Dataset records
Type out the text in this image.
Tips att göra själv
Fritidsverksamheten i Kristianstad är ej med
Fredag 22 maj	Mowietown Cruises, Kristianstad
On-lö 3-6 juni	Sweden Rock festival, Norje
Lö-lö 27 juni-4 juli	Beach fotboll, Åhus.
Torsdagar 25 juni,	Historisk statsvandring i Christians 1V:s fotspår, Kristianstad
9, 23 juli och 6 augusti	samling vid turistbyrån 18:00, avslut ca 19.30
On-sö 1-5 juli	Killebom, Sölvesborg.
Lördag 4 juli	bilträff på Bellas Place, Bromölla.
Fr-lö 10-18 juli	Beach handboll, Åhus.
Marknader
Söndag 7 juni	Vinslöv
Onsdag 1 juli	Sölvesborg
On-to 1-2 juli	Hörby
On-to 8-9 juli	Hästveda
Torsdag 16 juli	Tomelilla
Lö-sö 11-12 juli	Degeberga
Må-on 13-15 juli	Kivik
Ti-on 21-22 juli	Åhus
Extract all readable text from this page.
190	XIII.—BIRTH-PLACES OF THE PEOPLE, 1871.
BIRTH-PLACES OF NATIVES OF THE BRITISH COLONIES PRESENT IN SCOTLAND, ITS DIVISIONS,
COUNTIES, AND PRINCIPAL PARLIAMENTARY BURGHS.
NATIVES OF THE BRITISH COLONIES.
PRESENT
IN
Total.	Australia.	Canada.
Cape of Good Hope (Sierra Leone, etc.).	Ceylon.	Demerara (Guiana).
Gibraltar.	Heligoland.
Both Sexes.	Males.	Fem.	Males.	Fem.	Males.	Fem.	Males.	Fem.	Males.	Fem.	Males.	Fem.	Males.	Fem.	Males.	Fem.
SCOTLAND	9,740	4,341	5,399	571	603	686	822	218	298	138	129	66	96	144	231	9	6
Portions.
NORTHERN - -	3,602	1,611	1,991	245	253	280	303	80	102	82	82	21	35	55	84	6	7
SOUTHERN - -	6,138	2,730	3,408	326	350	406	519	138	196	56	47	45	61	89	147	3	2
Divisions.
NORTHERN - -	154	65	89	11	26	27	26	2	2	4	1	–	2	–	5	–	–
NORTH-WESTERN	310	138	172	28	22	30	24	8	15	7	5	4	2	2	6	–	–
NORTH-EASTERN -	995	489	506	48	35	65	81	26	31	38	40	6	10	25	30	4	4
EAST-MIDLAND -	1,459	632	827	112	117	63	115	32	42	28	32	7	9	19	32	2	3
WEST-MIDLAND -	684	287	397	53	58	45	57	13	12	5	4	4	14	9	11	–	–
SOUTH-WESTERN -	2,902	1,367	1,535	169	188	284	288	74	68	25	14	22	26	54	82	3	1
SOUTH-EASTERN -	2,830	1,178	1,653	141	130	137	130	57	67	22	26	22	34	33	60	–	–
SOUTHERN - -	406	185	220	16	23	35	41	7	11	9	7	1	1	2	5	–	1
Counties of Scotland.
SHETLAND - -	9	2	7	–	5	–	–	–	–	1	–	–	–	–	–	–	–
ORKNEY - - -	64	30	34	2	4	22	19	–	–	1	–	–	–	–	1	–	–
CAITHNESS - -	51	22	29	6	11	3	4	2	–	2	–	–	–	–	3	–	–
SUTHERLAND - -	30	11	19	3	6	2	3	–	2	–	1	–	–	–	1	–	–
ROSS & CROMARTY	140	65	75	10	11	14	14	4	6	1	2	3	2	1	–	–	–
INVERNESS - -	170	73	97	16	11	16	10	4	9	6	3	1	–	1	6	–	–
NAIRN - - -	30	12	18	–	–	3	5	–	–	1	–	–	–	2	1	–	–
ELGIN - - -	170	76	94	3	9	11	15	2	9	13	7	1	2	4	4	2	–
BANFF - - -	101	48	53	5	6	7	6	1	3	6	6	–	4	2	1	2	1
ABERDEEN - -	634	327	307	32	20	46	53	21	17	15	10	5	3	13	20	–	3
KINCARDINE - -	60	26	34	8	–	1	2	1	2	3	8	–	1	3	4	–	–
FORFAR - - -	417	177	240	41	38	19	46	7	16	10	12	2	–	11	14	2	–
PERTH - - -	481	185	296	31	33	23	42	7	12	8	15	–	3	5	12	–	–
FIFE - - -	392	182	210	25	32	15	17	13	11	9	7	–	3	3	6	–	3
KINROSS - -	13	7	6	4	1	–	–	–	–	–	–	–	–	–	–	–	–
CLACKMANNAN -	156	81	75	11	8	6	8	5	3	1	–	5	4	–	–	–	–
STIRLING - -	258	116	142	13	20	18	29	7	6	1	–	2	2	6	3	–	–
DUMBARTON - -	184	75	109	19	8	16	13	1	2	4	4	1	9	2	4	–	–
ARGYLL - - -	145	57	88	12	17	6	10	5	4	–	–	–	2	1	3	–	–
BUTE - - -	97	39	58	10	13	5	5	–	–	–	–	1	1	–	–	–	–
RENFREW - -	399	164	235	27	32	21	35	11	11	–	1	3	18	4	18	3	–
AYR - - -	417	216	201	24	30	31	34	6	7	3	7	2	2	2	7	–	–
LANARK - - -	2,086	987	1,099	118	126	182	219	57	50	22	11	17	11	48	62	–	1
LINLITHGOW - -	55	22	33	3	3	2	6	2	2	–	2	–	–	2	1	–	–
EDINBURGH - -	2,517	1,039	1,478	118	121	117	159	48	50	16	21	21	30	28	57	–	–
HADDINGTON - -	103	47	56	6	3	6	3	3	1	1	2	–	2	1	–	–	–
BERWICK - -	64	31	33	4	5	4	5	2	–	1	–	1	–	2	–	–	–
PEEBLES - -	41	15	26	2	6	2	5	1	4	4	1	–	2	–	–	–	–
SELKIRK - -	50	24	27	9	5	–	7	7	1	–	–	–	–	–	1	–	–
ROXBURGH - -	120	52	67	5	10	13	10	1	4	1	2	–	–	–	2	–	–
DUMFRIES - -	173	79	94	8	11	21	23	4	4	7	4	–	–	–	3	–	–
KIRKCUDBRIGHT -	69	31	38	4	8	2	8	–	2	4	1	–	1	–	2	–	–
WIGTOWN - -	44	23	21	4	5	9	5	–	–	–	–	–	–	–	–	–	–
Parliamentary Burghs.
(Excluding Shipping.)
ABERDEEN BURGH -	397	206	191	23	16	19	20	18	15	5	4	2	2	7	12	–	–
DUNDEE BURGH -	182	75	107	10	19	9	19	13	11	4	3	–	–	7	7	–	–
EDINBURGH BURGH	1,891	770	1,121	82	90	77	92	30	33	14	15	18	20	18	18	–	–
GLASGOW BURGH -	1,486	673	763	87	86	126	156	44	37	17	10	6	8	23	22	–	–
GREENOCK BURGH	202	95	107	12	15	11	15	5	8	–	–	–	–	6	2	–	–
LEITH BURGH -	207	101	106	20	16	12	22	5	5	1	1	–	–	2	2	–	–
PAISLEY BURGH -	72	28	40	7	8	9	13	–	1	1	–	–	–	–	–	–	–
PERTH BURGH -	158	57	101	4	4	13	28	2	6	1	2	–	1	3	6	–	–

## Instructions to follow
Pull every line containing "BIRTH" out of the records.

## Final result
190	XIII.—BIRTH-PLACES OF THE PEOPLE, 1871.
BIRTH-PLACES OF NATIVES OF THE BRITISH COLONIES PRESENT IN SCOTLAND, ITS DIVISIONS,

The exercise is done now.